_EXTRACTED RECORDS_
########
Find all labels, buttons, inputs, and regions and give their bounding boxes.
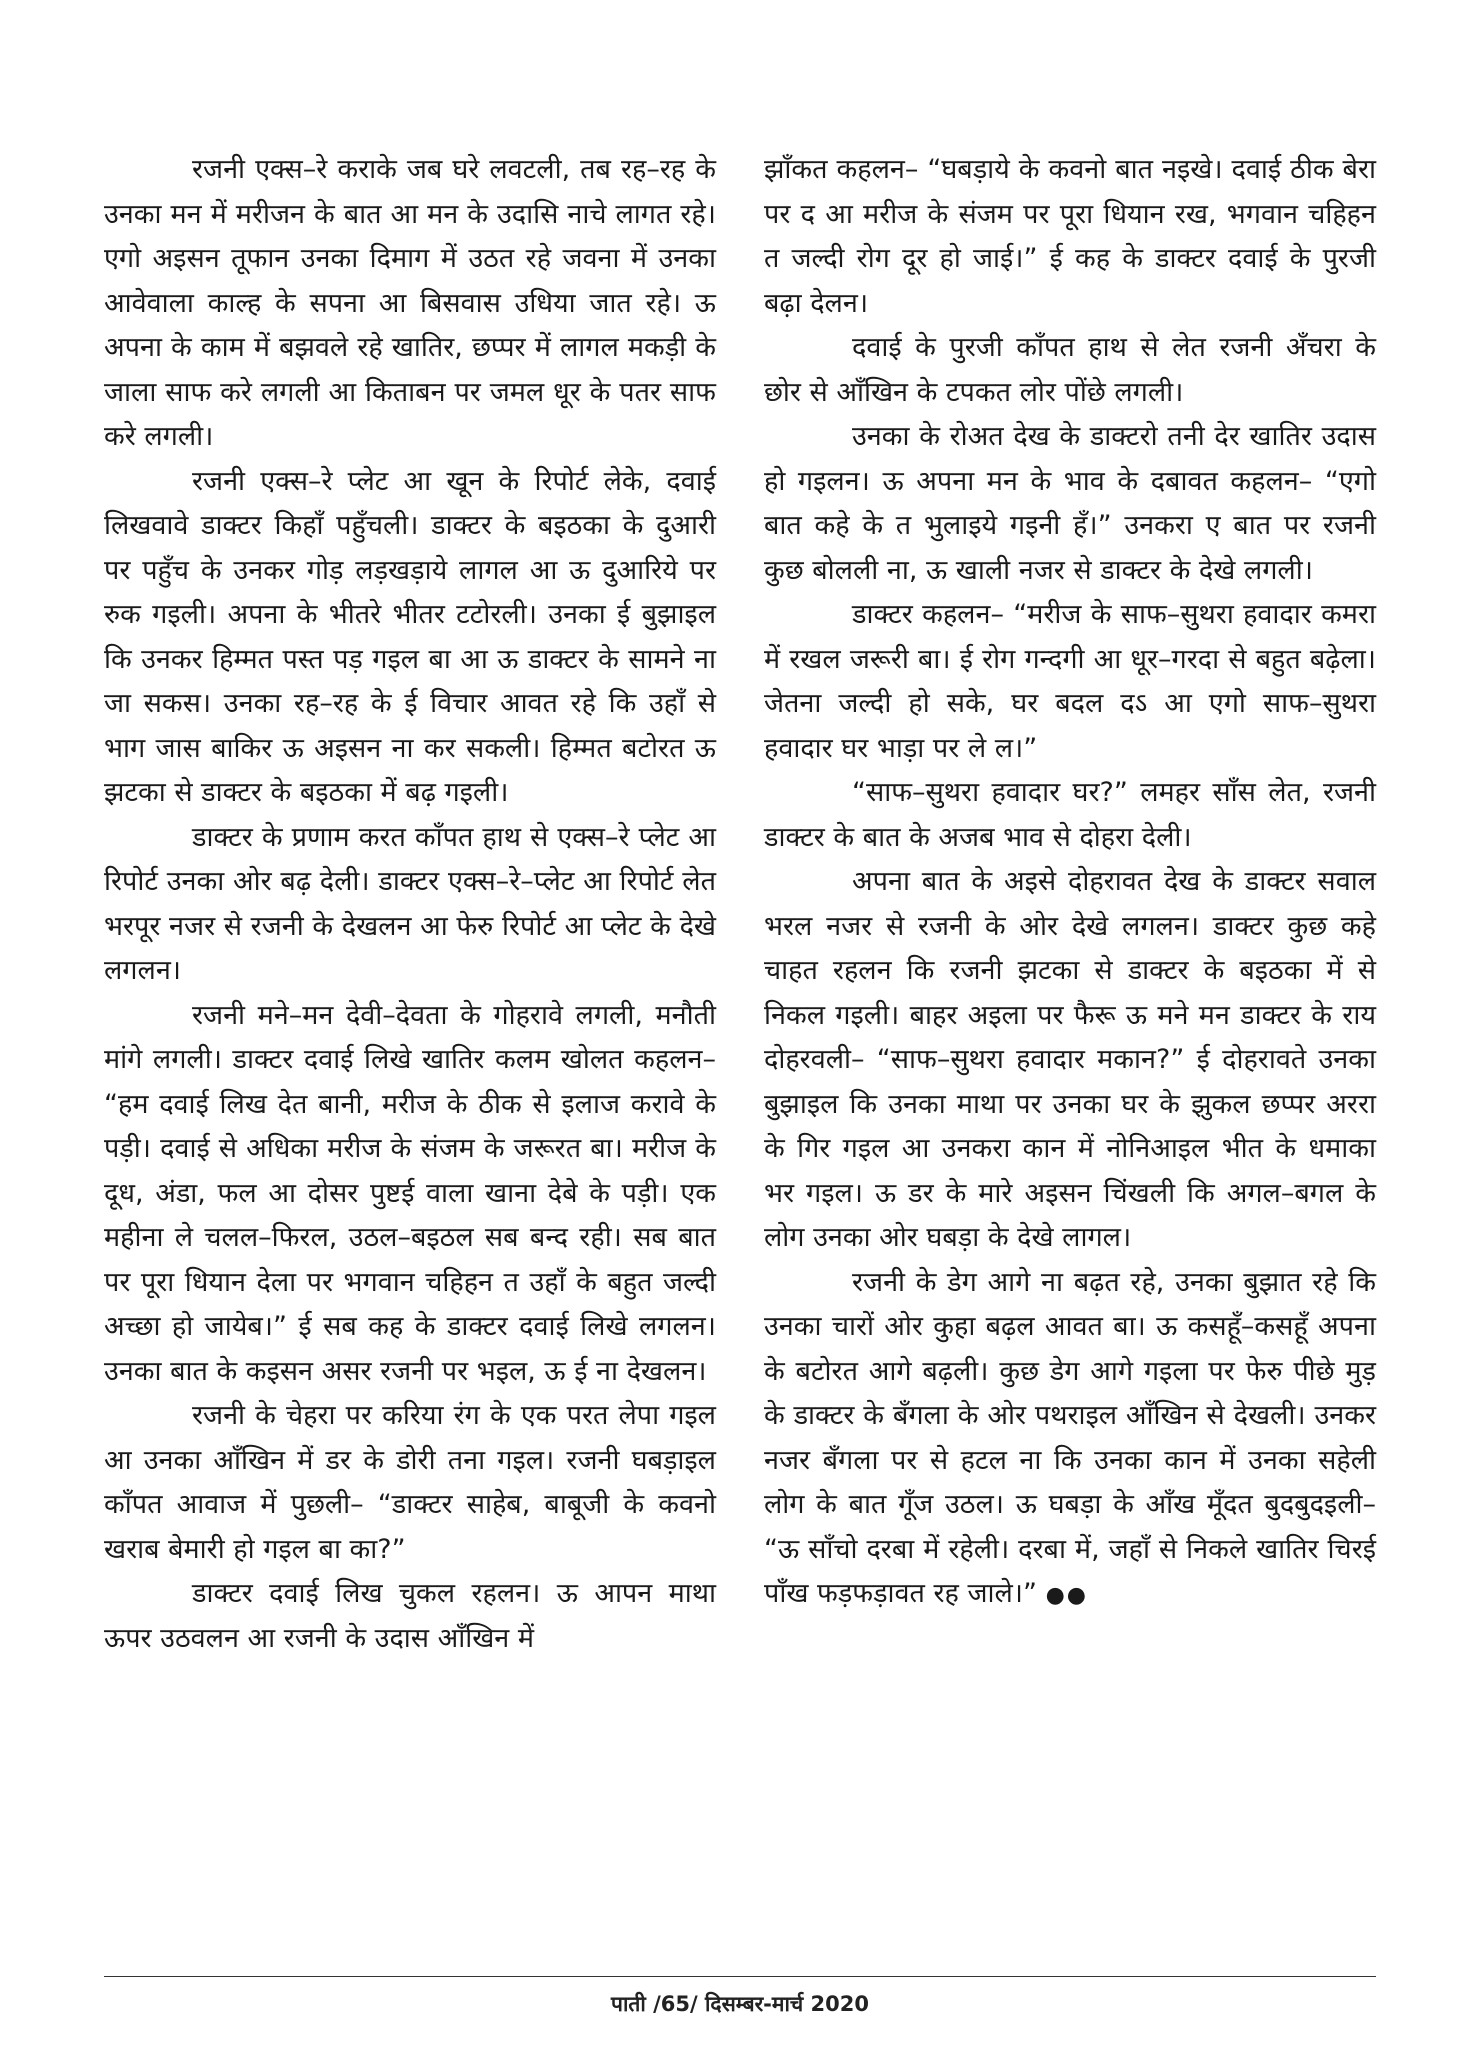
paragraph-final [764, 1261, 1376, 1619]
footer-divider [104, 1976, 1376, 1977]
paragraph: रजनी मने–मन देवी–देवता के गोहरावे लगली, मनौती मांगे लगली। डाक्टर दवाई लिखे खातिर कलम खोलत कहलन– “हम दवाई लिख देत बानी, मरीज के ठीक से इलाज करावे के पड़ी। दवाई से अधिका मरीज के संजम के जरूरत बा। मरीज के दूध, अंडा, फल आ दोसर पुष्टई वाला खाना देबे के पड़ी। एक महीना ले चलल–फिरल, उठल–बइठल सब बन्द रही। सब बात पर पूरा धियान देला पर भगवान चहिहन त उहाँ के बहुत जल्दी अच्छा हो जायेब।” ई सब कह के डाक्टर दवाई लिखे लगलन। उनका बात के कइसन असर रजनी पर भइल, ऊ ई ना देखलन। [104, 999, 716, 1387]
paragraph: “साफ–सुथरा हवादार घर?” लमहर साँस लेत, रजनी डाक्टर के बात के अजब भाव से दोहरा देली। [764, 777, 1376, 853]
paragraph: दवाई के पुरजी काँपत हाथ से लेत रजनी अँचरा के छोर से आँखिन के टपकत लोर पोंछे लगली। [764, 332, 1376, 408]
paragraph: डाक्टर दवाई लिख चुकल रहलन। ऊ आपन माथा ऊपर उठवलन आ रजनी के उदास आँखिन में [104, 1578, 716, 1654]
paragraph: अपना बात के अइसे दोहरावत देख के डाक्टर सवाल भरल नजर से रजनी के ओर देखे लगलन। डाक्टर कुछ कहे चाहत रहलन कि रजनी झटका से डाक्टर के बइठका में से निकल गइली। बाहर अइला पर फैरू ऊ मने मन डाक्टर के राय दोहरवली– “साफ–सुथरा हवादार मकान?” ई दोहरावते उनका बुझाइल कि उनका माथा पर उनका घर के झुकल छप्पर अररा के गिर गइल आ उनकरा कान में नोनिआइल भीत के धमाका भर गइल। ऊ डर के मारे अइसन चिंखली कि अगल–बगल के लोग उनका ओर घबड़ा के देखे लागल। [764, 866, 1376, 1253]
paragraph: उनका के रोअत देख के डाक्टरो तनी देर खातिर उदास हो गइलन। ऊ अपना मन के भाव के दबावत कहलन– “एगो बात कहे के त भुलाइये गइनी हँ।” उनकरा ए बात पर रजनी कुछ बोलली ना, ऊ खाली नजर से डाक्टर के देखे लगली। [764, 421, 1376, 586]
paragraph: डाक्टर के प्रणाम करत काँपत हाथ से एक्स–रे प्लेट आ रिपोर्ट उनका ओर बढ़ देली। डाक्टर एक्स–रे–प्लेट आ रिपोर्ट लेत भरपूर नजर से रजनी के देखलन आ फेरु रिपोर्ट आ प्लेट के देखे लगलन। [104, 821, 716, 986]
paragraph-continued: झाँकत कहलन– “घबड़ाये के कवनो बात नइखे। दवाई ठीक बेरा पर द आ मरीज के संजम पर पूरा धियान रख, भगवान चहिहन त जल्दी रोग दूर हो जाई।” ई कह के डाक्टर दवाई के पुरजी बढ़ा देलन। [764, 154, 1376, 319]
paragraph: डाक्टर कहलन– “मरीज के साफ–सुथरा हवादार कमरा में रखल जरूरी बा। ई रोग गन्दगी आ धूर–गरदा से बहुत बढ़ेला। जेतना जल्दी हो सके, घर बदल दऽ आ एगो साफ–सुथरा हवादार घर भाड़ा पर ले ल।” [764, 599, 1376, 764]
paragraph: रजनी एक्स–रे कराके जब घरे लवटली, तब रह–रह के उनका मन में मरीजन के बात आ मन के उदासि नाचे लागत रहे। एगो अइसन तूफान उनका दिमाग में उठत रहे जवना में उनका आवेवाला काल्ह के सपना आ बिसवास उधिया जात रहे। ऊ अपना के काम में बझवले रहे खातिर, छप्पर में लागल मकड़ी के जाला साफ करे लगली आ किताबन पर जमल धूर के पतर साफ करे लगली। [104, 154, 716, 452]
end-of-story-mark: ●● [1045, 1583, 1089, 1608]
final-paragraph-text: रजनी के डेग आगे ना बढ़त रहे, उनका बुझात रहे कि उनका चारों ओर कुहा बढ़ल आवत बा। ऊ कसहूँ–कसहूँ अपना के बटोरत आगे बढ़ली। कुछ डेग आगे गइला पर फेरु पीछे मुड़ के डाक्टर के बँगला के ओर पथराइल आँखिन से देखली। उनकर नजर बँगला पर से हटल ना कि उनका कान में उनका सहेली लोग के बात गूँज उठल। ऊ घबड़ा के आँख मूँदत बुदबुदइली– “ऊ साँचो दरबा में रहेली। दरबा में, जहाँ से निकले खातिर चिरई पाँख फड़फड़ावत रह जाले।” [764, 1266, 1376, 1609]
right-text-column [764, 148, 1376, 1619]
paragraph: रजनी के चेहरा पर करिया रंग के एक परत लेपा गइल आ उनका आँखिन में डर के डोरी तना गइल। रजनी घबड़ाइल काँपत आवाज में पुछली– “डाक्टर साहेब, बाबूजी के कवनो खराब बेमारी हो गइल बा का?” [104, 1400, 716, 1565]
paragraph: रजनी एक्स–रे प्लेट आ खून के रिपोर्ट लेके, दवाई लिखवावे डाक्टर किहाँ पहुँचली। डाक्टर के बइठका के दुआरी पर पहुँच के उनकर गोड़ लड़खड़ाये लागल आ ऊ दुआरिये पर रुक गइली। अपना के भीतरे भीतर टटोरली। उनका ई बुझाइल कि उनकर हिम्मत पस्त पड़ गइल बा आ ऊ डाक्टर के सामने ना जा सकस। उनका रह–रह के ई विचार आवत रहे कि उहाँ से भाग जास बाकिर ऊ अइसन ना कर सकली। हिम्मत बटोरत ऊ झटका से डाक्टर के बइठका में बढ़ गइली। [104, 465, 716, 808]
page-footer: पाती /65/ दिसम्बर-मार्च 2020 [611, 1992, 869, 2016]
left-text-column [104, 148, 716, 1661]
########
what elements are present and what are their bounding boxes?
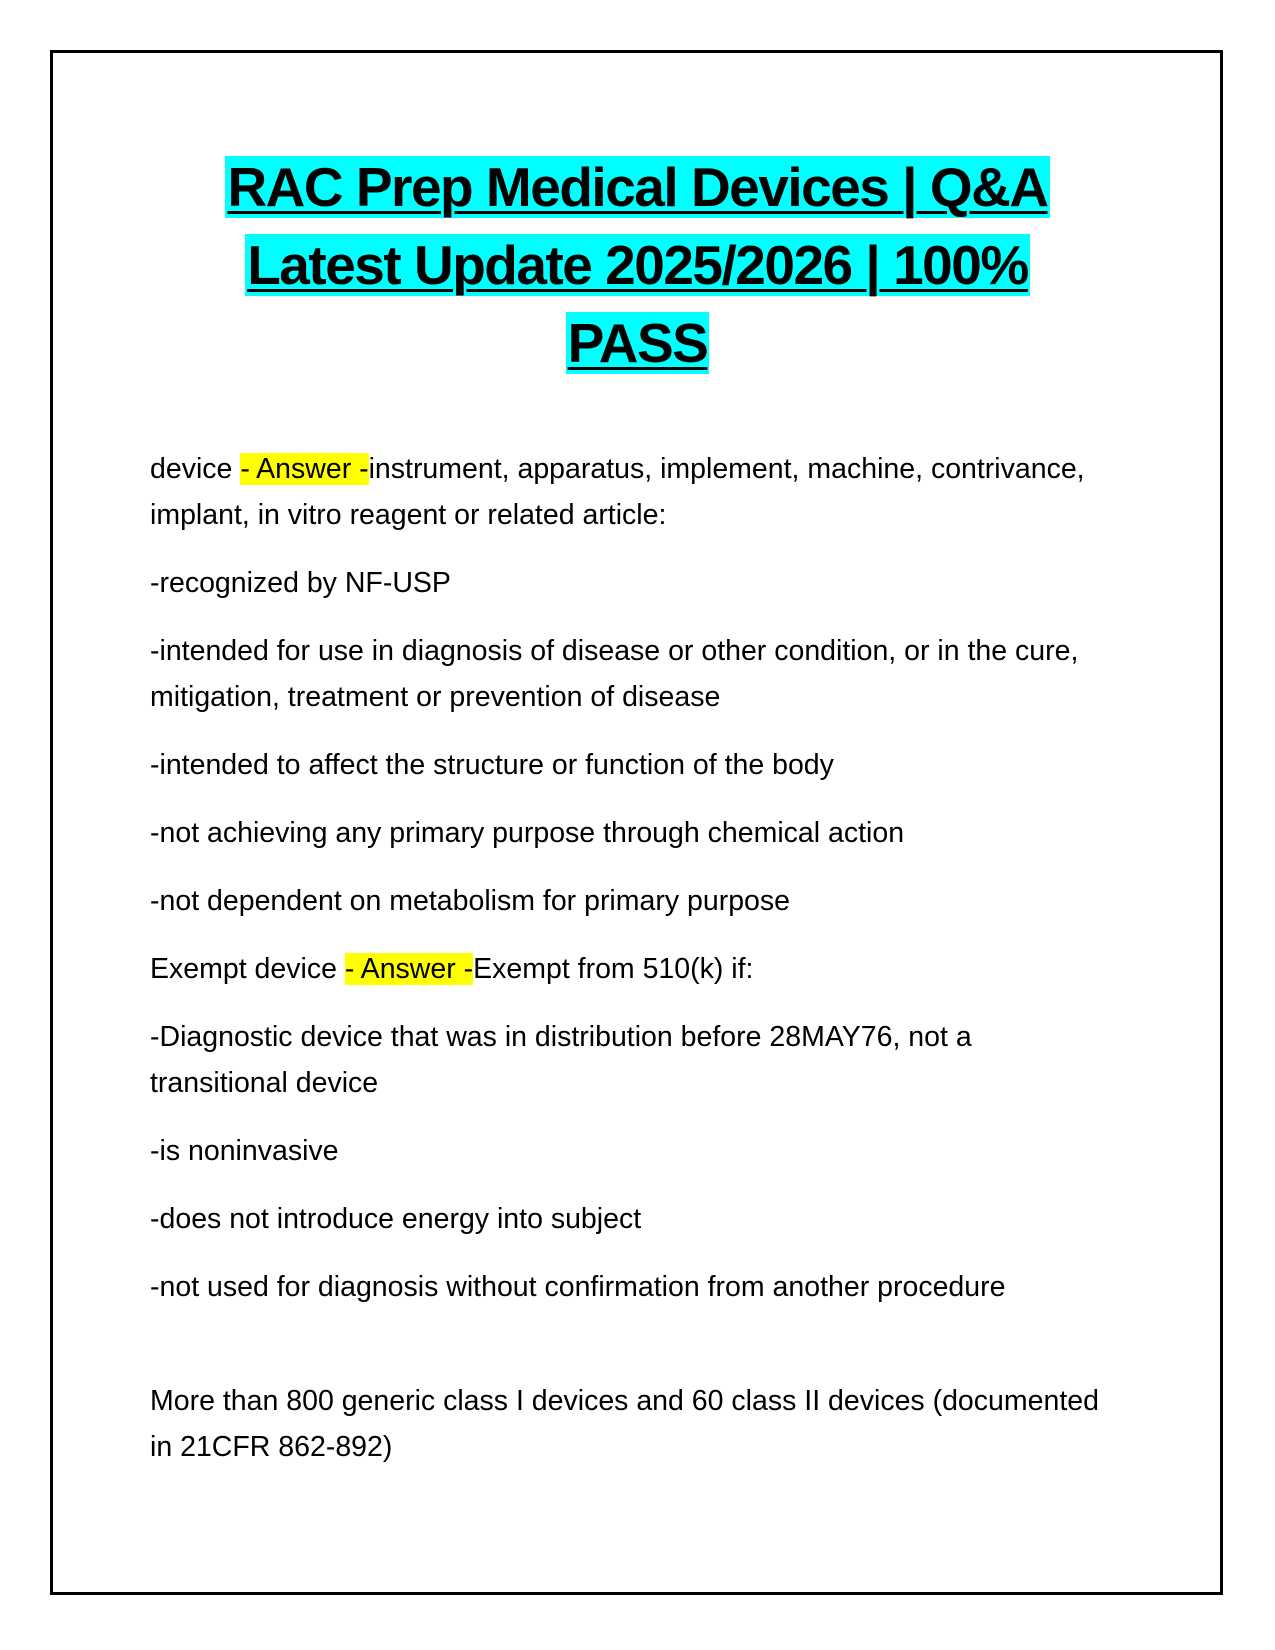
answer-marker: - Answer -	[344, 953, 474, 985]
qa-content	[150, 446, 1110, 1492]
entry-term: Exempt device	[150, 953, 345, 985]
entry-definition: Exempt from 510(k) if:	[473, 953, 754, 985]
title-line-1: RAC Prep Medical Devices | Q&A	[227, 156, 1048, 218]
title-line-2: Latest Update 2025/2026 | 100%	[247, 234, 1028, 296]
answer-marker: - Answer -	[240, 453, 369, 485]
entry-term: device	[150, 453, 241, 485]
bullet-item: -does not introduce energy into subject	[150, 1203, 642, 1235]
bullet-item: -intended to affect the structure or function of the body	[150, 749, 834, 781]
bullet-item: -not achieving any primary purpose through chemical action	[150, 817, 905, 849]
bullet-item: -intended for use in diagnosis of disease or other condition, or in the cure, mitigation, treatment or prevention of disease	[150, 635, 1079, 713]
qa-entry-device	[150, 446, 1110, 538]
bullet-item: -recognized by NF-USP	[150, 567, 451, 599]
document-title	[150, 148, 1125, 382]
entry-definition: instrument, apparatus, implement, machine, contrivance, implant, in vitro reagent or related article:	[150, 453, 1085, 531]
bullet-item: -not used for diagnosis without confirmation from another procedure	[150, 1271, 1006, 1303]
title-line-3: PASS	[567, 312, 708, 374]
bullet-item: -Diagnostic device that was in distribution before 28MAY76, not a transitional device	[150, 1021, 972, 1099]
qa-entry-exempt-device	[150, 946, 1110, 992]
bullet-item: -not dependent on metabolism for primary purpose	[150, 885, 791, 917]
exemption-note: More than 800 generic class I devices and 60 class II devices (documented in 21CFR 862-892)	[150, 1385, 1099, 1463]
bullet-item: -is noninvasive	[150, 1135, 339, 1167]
########
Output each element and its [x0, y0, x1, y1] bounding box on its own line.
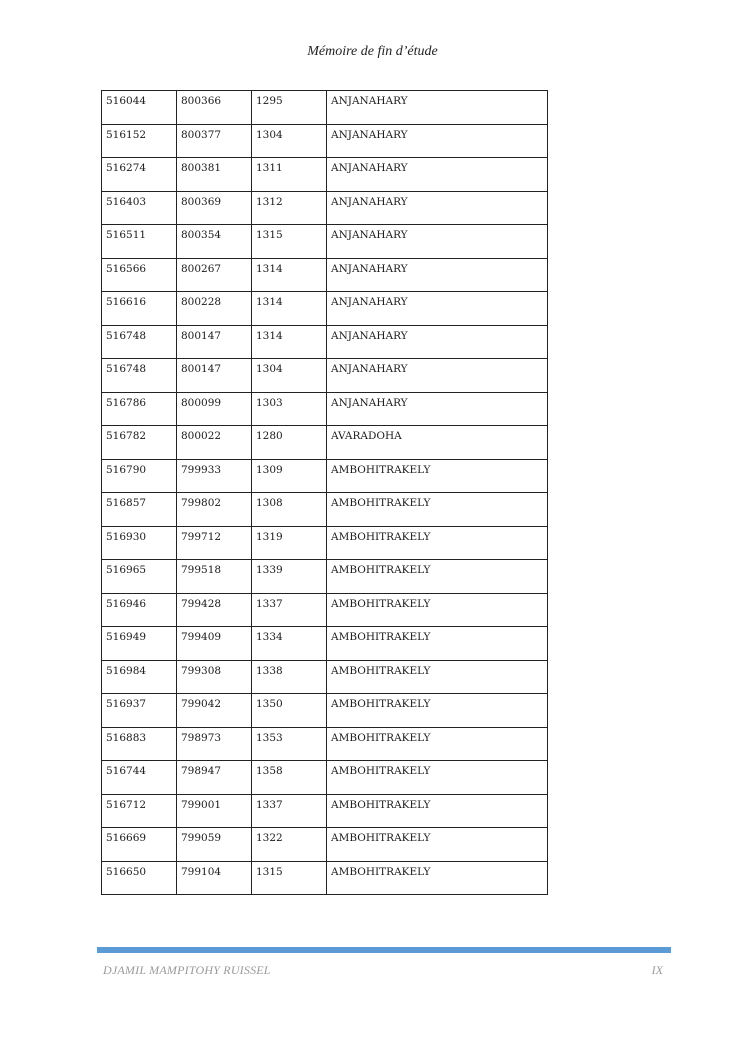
########
_WORK REQUIRED_
Copy the lines above from the line with "Find all labels, buttons, inputs, and" up to and including the line with "footer-divider [104, 1976, 1376, 1977]", without changing them. Leave the picture out of your copy.

_ANSWER TO THIS PROBLEM_
Find all labels, buttons, inputs, and regions and give their bounding boxes.
paragraph-final [764, 1261, 1376, 1619]
footer-divider [104, 1976, 1376, 1977]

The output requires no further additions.